§ **Requirement**
Copy every line of the listing exactly.

§ **Items**

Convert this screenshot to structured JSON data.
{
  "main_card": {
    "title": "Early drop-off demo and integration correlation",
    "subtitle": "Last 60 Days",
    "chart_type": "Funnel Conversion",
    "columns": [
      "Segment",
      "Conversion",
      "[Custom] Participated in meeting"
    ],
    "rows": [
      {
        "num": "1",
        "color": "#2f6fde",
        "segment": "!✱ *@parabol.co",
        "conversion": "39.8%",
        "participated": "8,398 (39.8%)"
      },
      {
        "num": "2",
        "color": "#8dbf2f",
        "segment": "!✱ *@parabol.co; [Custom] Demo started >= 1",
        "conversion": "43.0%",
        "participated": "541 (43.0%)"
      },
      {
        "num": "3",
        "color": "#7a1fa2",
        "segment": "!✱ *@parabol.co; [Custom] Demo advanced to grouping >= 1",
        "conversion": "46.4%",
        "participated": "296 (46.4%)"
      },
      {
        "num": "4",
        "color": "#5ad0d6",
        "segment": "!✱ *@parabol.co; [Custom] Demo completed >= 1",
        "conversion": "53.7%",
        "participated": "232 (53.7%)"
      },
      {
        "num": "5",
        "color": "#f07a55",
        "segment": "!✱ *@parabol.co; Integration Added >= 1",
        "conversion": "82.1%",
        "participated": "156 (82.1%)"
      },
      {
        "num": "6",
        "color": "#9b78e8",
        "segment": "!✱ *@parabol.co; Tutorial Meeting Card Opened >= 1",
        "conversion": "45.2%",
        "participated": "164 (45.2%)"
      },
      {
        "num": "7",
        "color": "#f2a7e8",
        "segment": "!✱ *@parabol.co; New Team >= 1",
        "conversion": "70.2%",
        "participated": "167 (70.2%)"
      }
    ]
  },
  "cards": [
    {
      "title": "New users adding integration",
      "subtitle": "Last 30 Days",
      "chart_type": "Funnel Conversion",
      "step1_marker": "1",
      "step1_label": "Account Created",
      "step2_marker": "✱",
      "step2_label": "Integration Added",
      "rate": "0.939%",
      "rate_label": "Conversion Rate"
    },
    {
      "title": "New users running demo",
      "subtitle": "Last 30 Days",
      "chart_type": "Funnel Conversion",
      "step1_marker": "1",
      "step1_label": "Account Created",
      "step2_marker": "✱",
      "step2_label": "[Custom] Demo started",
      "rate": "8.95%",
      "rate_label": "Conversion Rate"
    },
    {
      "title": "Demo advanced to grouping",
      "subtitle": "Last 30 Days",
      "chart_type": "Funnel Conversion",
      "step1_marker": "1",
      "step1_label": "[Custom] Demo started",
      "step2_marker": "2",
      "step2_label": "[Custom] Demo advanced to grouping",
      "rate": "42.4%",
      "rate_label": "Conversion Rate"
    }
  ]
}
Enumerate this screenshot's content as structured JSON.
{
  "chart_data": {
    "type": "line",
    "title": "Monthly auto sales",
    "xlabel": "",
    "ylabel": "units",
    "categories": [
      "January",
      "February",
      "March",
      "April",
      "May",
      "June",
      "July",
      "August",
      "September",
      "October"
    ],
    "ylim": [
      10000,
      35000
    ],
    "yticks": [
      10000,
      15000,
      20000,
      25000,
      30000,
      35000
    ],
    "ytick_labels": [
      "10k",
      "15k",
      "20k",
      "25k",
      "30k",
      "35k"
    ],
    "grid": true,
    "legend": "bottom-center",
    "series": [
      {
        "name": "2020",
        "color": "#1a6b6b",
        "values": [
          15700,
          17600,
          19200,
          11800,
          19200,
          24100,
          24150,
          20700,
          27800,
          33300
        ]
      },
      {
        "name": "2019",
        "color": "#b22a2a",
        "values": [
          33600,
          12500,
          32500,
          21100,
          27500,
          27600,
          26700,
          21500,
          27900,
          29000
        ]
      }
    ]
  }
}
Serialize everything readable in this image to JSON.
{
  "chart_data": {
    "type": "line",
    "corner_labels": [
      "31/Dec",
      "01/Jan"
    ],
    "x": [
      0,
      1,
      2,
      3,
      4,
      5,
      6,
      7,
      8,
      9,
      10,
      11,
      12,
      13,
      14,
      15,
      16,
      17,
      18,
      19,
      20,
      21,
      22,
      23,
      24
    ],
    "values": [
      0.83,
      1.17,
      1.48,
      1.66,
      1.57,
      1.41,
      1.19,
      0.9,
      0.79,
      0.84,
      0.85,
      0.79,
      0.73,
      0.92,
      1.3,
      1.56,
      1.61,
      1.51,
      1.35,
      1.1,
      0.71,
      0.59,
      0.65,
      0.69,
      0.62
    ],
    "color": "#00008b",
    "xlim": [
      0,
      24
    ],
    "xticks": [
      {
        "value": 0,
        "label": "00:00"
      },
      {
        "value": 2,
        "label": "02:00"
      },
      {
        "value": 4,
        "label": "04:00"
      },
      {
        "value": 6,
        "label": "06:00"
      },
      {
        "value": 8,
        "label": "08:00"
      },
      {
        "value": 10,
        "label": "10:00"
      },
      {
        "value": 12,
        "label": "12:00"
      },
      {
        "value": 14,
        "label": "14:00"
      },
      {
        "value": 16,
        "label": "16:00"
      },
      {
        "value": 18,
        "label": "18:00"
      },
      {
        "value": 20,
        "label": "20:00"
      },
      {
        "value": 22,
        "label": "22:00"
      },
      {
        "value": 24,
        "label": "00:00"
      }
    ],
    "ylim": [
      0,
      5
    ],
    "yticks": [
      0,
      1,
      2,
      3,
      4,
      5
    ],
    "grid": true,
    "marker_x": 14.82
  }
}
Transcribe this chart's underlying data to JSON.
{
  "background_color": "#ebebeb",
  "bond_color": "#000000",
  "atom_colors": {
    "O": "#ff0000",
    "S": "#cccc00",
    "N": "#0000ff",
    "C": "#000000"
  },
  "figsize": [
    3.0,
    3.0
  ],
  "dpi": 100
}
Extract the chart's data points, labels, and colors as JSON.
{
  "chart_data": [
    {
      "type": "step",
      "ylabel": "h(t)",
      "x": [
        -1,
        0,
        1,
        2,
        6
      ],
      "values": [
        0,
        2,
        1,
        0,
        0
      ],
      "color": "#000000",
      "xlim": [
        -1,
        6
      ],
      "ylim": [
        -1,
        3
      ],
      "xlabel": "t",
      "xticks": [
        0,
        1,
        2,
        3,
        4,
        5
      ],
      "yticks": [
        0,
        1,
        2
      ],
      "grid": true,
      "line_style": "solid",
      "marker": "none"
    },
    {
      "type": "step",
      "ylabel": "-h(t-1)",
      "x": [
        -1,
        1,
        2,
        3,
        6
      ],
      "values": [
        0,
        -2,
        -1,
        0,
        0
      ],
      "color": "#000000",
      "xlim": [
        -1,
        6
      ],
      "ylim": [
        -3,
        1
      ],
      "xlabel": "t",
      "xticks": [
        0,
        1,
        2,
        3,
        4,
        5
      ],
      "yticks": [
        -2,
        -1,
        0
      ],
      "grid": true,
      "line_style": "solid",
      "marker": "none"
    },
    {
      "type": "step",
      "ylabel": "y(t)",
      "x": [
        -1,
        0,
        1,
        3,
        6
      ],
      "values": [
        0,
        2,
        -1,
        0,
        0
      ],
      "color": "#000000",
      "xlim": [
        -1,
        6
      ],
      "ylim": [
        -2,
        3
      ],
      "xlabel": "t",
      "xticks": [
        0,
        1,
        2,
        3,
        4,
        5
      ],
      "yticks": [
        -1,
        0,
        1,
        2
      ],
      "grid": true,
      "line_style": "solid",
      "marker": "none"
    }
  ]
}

§ **Result for this task**
Convert this screenshot to structured JSON data.
{
  "main_card": {
    "title": "Early drop-off demo and integration correlation",
    "subtitle": "Last 60 Days",
    "chart_type": "Funnel Conversion",
    "columns": [
      "Segment",
      "Conversion",
      "[Custom] Participated in meeting"
    ],
    "rows": [
      {
        "num": "1",
        "color": "#2f6fde",
        "segment": "!✱ *@parabol.co",
        "conversion": "39.8%",
        "participated": "8,398 (39.8%)"
      },
      {
        "num": "2",
        "color": "#8dbf2f",
        "segment": "!✱ *@parabol.co; [Custom] Demo started >= 1",
        "conversion": "43.0%",
        "participated": "541 (43.0%)"
      },
      {
        "num": "3",
        "color": "#7a1fa2",
        "segment": "!✱ *@parabol.co; [Custom] Demo advanced to grouping >= 1",
        "conversion": "46.4%",
        "participated": "296 (46.4%)"
      },
      {
        "num": "4",
        "color": "#5ad0d6",
        "segment": "!✱ *@parabol.co; [Custom] Demo completed >= 1",
        "conversion": "53.7%",
        "participated": "232 (53.7%)"
      },
      {
        "num": "5",
        "color": "#f07a55",
        "segment": "!✱ *@parabol.co; Integration Added >= 1",
        "conversion": "82.1%",
        "participated": "156 (82.1%)"
      },
      {
        "num": "6",
        "color": "#9b78e8",
        "segment": "!✱ *@parabol.co; Tutorial Meeting Card Opened >= 1",
        "conversion": "45.2%",
        "participated": "164 (45.2%)"
      },
      {
        "num": "7",
        "color": "#f2a7e8",
        "segment": "!✱ *@parabol.co; New Team >= 1",
        "conversion": "70.2%",
        "participated": "167 (70.2%)"
      }
    ]
  },
  "cards": [
    {
      "title": "New users adding integration",
      "subtitle": "Last 30 Days",
      "chart_type": "Funnel Conversion",
      "step1_marker": "1",
      "step1_label": "Account Created",
      "step2_marker": "✱",
      "step2_label": "Integration Added",
      "rate": "0.939%",
      "rate_label": "Conversion Rate"
    },
    {
      "title": "New users running demo",
      "subtitle": "Last 30 Days",
      "chart_type": "Funnel Conversion",
      "step1_marker": "1",
      "step1_label": "Account Created",
      "step2_marker": "✱",
      "step2_label": "[Custom] Demo started",
      "rate": "8.95%",
      "rate_label": "Conversion Rate"
    },
    {
      "title": "Demo advanced to grouping",
      "subtitle": "Last 30 Days",
      "chart_type": "Funnel Conversion",
      "step1_marker": "1",
      "step1_label": "[Custom] Demo started",
      "step2_marker": "2",
      "step2_label": "[Custom] Demo advanced to grouping",
      "rate": "42.4%",
      "rate_label": "Conversion Rate"
    }
  ]
}
Enumerate this screenshot's content as structured JSON.
{
  "chart_data": {
    "type": "line",
    "title": "Monthly auto sales",
    "xlabel": "",
    "ylabel": "units",
    "categories": [
      "January",
      "February",
      "March",
      "April",
      "May",
      "June",
      "July",
      "August",
      "September",
      "October"
    ],
    "ylim": [
      10000,
      35000
    ],
    "yticks": [
      10000,
      15000,
      20000,
      25000,
      30000,
      35000
    ],
    "ytick_labels": [
      "10k",
      "15k",
      "20k",
      "25k",
      "30k",
      "35k"
    ],
    "grid": true,
    "legend": "bottom-center",
    "series": [
      {
        "name": "2020",
        "color": "#1a6b6b",
        "values": [
          15700,
          17600,
          19200,
          11800,
          19200,
          24100,
          24150,
          20700,
          27800,
          33300
        ]
      },
      {
        "name": "2019",
        "color": "#b22a2a",
        "values": [
          33600,
          12500,
          32500,
          21100,
          27500,
          27600,
          26700,
          21500,
          27900,
          29000
        ]
      }
    ]
  }
}
Serialize everything readable in this image to JSON.
{
  "chart_data": {
    "type": "line",
    "corner_labels": [
      "31/Dec",
      "01/Jan"
    ],
    "x": [
      0,
      1,
      2,
      3,
      4,
      5,
      6,
      7,
      8,
      9,
      10,
      11,
      12,
      13,
      14,
      15,
      16,
      17,
      18,
      19,
      20,
      21,
      22,
      23,
      24
    ],
    "values": [
      0.83,
      1.17,
      1.48,
      1.66,
      1.57,
      1.41,
      1.19,
      0.9,
      0.79,
      0.84,
      0.85,
      0.79,
      0.73,
      0.92,
      1.3,
      1.56,
      1.61,
      1.51,
      1.35,
      1.1,
      0.71,
      0.59,
      0.65,
      0.69,
      0.62
    ],
    "color": "#00008b",
    "xlim": [
      0,
      24
    ],
    "xticks": [
      {
        "value": 0,
        "label": "00:00"
      },
      {
        "value": 2,
        "label": "02:00"
      },
      {
        "value": 4,
        "label": "04:00"
      },
      {
        "value": 6,
        "label": "06:00"
      },
      {
        "value": 8,
        "label": "08:00"
      },
      {
        "value": 10,
        "label": "10:00"
      },
      {
        "value": 12,
        "label": "12:00"
      },
      {
        "value": 14,
        "label": "14:00"
      },
      {
        "value": 16,
        "label": "16:00"
      },
      {
        "value": 18,
        "label": "18:00"
      },
      {
        "value": 20,
        "label": "20:00"
      },
      {
        "value": 22,
        "label": "22:00"
      },
      {
        "value": 24,
        "label": "00:00"
      }
    ],
    "ylim": [
      0,
      5
    ],
    "yticks": [
      0,
      1,
      2,
      3,
      4,
      5
    ],
    "grid": true,
    "marker_x": 14.82
  }
}
Transcribe this chart's underlying data to JSON.
{
  "background_color": "#ebebeb",
  "bond_color": "#000000",
  "atom_colors": {
    "O": "#ff0000",
    "S": "#cccc00",
    "N": "#0000ff",
    "C": "#000000"
  },
  "figsize": [
    3.0,
    3.0
  ],
  "dpi": 100
}
Extract the chart's data points, labels, and colors as JSON.
{
  "chart_data": [
    {
      "type": "step",
      "ylabel": "h(t)",
      "x": [
        -1,
        0,
        1,
        2,
        6
      ],
      "values": [
        0,
        2,
        1,
        0,
        0
      ],
      "color": "#000000",
      "xlim": [
        -1,
        6
      ],
      "ylim": [
        -1,
        3
      ],
      "xlabel": "t",
      "xticks": [
        0,
        1,
        2,
        3,
        4,
        5
      ],
      "yticks": [
        0,
        1,
        2
      ],
      "grid": true,
      "line_style": "solid",
      "marker": "none"
    },
    {
      "type": "step",
      "ylabel": "-h(t-1)",
      "x": [
        -1,
        1,
        2,
        3,
        6
      ],
      "values": [
        0,
        -2,
        -1,
        0,
        0
      ],
      "color": "#000000",
      "xlim": [
        -1,
        6
      ],
      "ylim": [
        -3,
        1
      ],
      "xlabel": "t",
      "xticks": [
        0,
        1,
        2,
        3,
        4,
        5
      ],
      "yticks": [
        -2,
        -1,
        0
      ],
      "grid": true,
      "line_style": "solid",
      "marker": "none"
    },
    {
      "type": "step",
      "ylabel": "y(t)",
      "x": [
        -1,
        0,
        1,
        3,
        6
      ],
      "values": [
        0,
        2,
        -1,
        0,
        0
      ],
      "color": "#000000",
      "xlim": [
        -1,
        6
      ],
      "ylim": [
        -2,
        3
      ],
      "xlabel": "t",
      "xticks": [
        0,
        1,
        2,
        3,
        4,
        5
      ],
      "yticks": [
        -1,
        0,
        1,
        2
      ],
      "grid": true,
      "line_style": "solid",
      "marker": "none"
    }
  ]
}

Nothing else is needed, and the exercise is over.